_REQUIRED WORK_
Pictures should be excluded; otherwise, copy every entry exactly.

_MATERIAL FOR THIS TASK_
------
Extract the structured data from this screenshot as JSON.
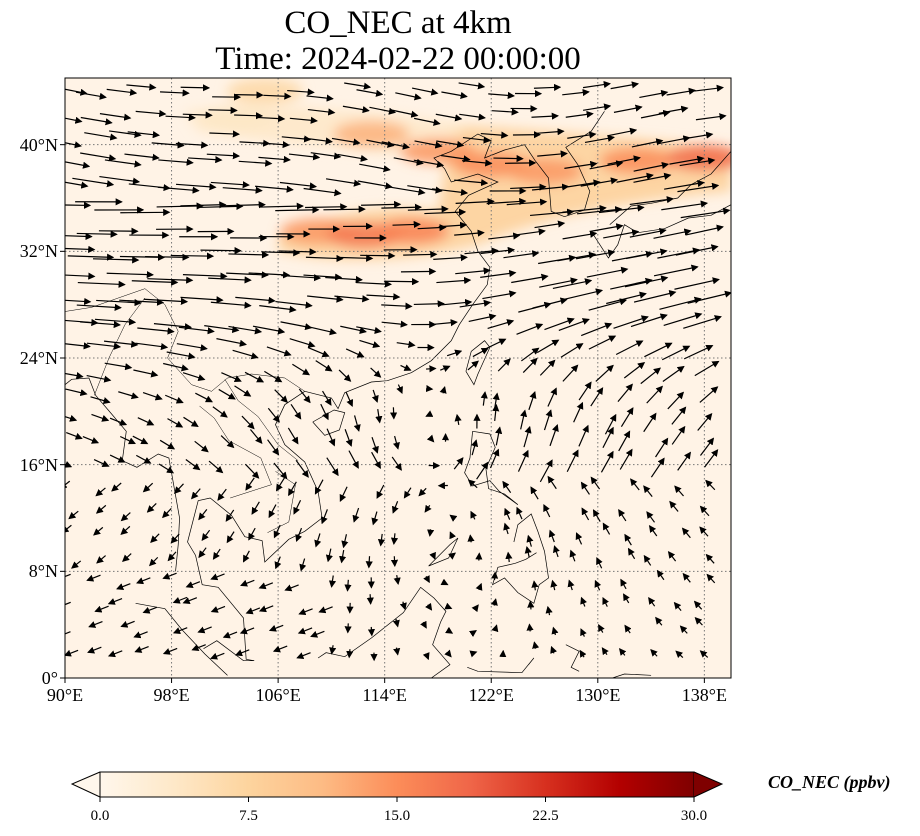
{
  "title": "CO_NEC at 4km",
  "subtitle": "Time: 2024-02-22 00:00:00",
  "map": {
    "projection": "PlateCarree",
    "extent": {
      "lon_min": 90,
      "lon_max": 140,
      "lat_min": 0,
      "lat_max": 45
    },
    "gridlines": true,
    "lat_ticks": [
      {
        "value": 40,
        "label": "40°N"
      },
      {
        "value": 32,
        "label": "32°N"
      },
      {
        "value": 24,
        "label": "24°N"
      },
      {
        "value": 16,
        "label": "16°N"
      },
      {
        "value": 8,
        "label": "8°N"
      },
      {
        "value": 0,
        "label": "0°"
      }
    ],
    "lon_ticks": [
      {
        "value": 90,
        "label": "90°E"
      },
      {
        "value": 98,
        "label": "98°E"
      },
      {
        "value": 106,
        "label": "106°E"
      },
      {
        "value": 114,
        "label": "114°E"
      },
      {
        "value": 122,
        "label": "122°E"
      },
      {
        "value": 130,
        "label": "130°E"
      },
      {
        "value": 138,
        "label": "138°E"
      }
    ],
    "background_color": "#fff3e6",
    "wind_vectors": "black arrows, strong westerlies north of ~18°N, anticyclonic turning over the South China Sea"
  },
  "colorbar": {
    "label": "CO_NEC (ppbv)",
    "colormap": "OrRd",
    "min": 0.0,
    "max": 30.0,
    "extend": "both",
    "tick_labels": [
      "0.0",
      "7.5",
      "15.0",
      "22.5",
      "30.0"
    ],
    "colors": [
      "#fff7ec",
      "#fee8c8",
      "#fdd49e",
      "#fdbb84",
      "#fc8d59",
      "#ef6548",
      "#d7301f",
      "#b30000",
      "#7f0000"
    ]
  },
  "plumes": [
    {
      "lon": 109,
      "lat": 33.5,
      "value": 14
    },
    {
      "lon": 112.5,
      "lat": 33.2,
      "value": 17
    },
    {
      "lon": 116,
      "lat": 33.5,
      "value": 16
    },
    {
      "lon": 113,
      "lat": 40.8,
      "value": 12
    },
    {
      "lon": 118,
      "lat": 39.5,
      "value": 14
    },
    {
      "lon": 122,
      "lat": 38.5,
      "value": 15
    },
    {
      "lon": 126,
      "lat": 38.0,
      "value": 14
    },
    {
      "lon": 133,
      "lat": 38.8,
      "value": 15
    },
    {
      "lon": 138,
      "lat": 39.0,
      "value": 18
    },
    {
      "lon": 105,
      "lat": 44.0,
      "value": 7
    },
    {
      "lon": 103,
      "lat": 42.0,
      "value": 4
    }
  ]
}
------
_SOLUTION TO THIS EXERCISE_
Extract the structured data from this screenshot as JSON.
{
  "title": "CO_NEC at 4km",
  "subtitle": "Time: 2024-02-22 00:00:00",
  "map": {
    "projection": "PlateCarree",
    "extent": {
      "lon_min": 90,
      "lon_max": 140,
      "lat_min": 0,
      "lat_max": 45
    },
    "gridlines": true,
    "lat_ticks": [
      {
        "value": 40,
        "label": "40°N"
      },
      {
        "value": 32,
        "label": "32°N"
      },
      {
        "value": 24,
        "label": "24°N"
      },
      {
        "value": 16,
        "label": "16°N"
      },
      {
        "value": 8,
        "label": "8°N"
      },
      {
        "value": 0,
        "label": "0°"
      }
    ],
    "lon_ticks": [
      {
        "value": 90,
        "label": "90°E"
      },
      {
        "value": 98,
        "label": "98°E"
      },
      {
        "value": 106,
        "label": "106°E"
      },
      {
        "value": 114,
        "label": "114°E"
      },
      {
        "value": 122,
        "label": "122°E"
      },
      {
        "value": 130,
        "label": "130°E"
      },
      {
        "value": 138,
        "label": "138°E"
      }
    ],
    "background_color": "#fff3e6",
    "wind_vectors": "black arrows, strong westerlies north of ~18°N, anticyclonic turning over the South China Sea"
  },
  "colorbar": {
    "label": "CO_NEC (ppbv)",
    "colormap": "OrRd",
    "min": 0.0,
    "max": 30.0,
    "extend": "both",
    "tick_labels": [
      "0.0",
      "7.5",
      "15.0",
      "22.5",
      "30.0"
    ],
    "colors": [
      "#fff7ec",
      "#fee8c8",
      "#fdd49e",
      "#fdbb84",
      "#fc8d59",
      "#ef6548",
      "#d7301f",
      "#b30000",
      "#7f0000"
    ]
  },
  "plumes": [
    {
      "lon": 109,
      "lat": 33.5,
      "value": 14
    },
    {
      "lon": 112.5,
      "lat": 33.2,
      "value": 17
    },
    {
      "lon": 116,
      "lat": 33.5,
      "value": 16
    },
    {
      "lon": 113,
      "lat": 40.8,
      "value": 12
    },
    {
      "lon": 118,
      "lat": 39.5,
      "value": 14
    },
    {
      "lon": 122,
      "lat": 38.5,
      "value": 15
    },
    {
      "lon": 126,
      "lat": 38.0,
      "value": 14
    },
    {
      "lon": 133,
      "lat": 38.8,
      "value": 15
    },
    {
      "lon": 138,
      "lat": 39.0,
      "value": 18
    },
    {
      "lon": 105,
      "lat": 44.0,
      "value": 7
    },
    {
      "lon": 103,
      "lat": 42.0,
      "value": 4
    }
  ]
}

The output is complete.